• The task:
Skip the images and return the records below exactly.

• Data to process:
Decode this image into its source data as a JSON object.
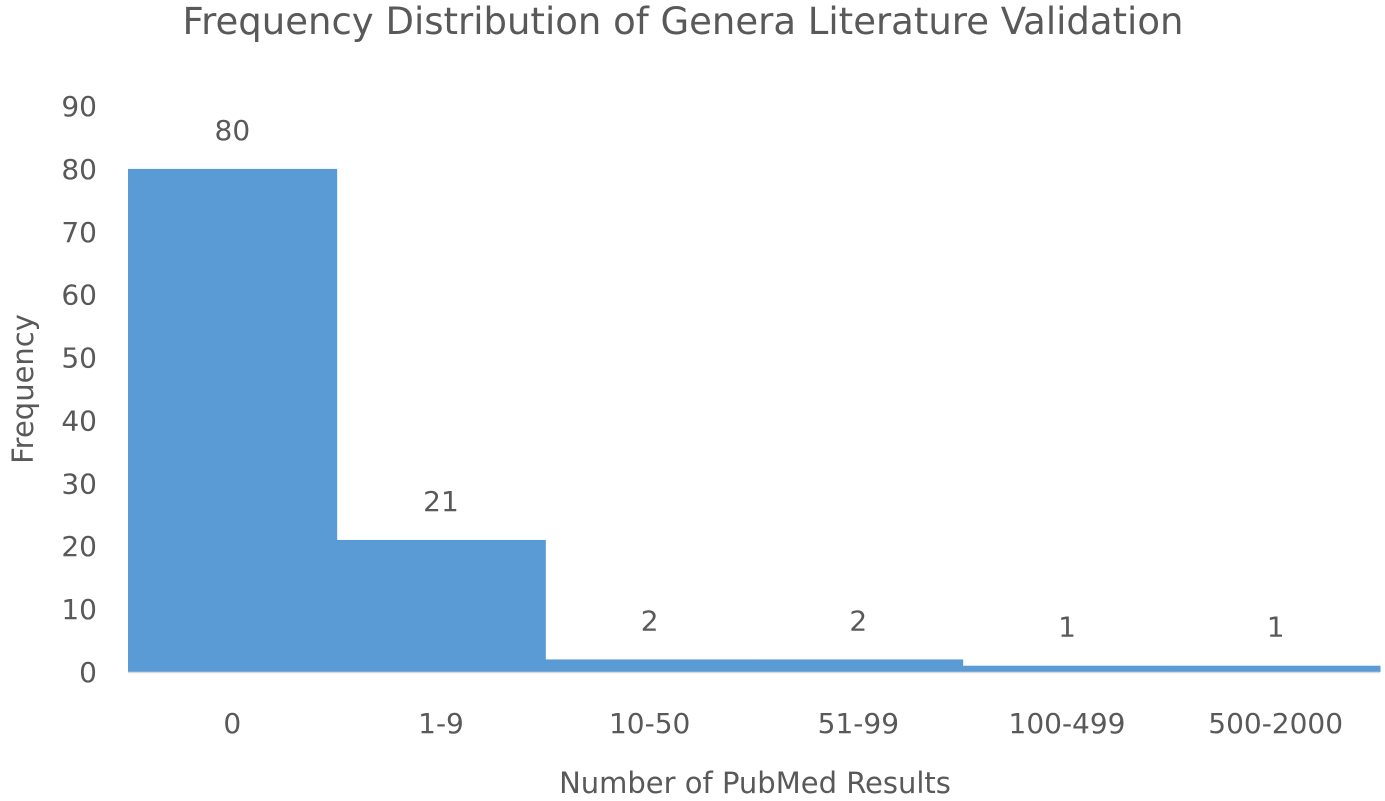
{
  "chart_data": {
    "type": "bar",
    "title": "Frequency Distribution of Genera Literature Validation",
    "xlabel": "Number of PubMed Results",
    "ylabel": "Frequency",
    "categories": [
      "0",
      "1-9",
      "10-50",
      "51-99",
      "100-499",
      "500-2000"
    ],
    "values": [
      80,
      21,
      2,
      2,
      1,
      1
    ],
    "data_labels": [
      "80",
      "21",
      "2",
      "2",
      "1",
      "1"
    ],
    "ylim": [
      0,
      90
    ],
    "yticks": [
      "0",
      "10",
      "20",
      "30",
      "40",
      "50",
      "60",
      "70",
      "80",
      "90"
    ],
    "grid": false,
    "legend": "none",
    "bar_gap": 0,
    "colors": {
      "bar": "#5b9bd5",
      "text": "#595959"
    }
  }
}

• Result of this exercise:
Decode this image into its source data as a JSON object.
{
  "chart_data": {
    "type": "bar",
    "title": "Frequency Distribution of Genera Literature Validation",
    "xlabel": "Number of PubMed Results",
    "ylabel": "Frequency",
    "categories": [
      "0",
      "1-9",
      "10-50",
      "51-99",
      "100-499",
      "500-2000"
    ],
    "values": [
      80,
      21,
      2,
      2,
      1,
      1
    ],
    "data_labels": [
      "80",
      "21",
      "2",
      "2",
      "1",
      "1"
    ],
    "ylim": [
      0,
      90
    ],
    "yticks": [
      "0",
      "10",
      "20",
      "30",
      "40",
      "50",
      "60",
      "70",
      "80",
      "90"
    ],
    "grid": false,
    "legend": "none",
    "bar_gap": 0,
    "colors": {
      "bar": "#5b9bd5",
      "text": "#595959"
    }
  }
}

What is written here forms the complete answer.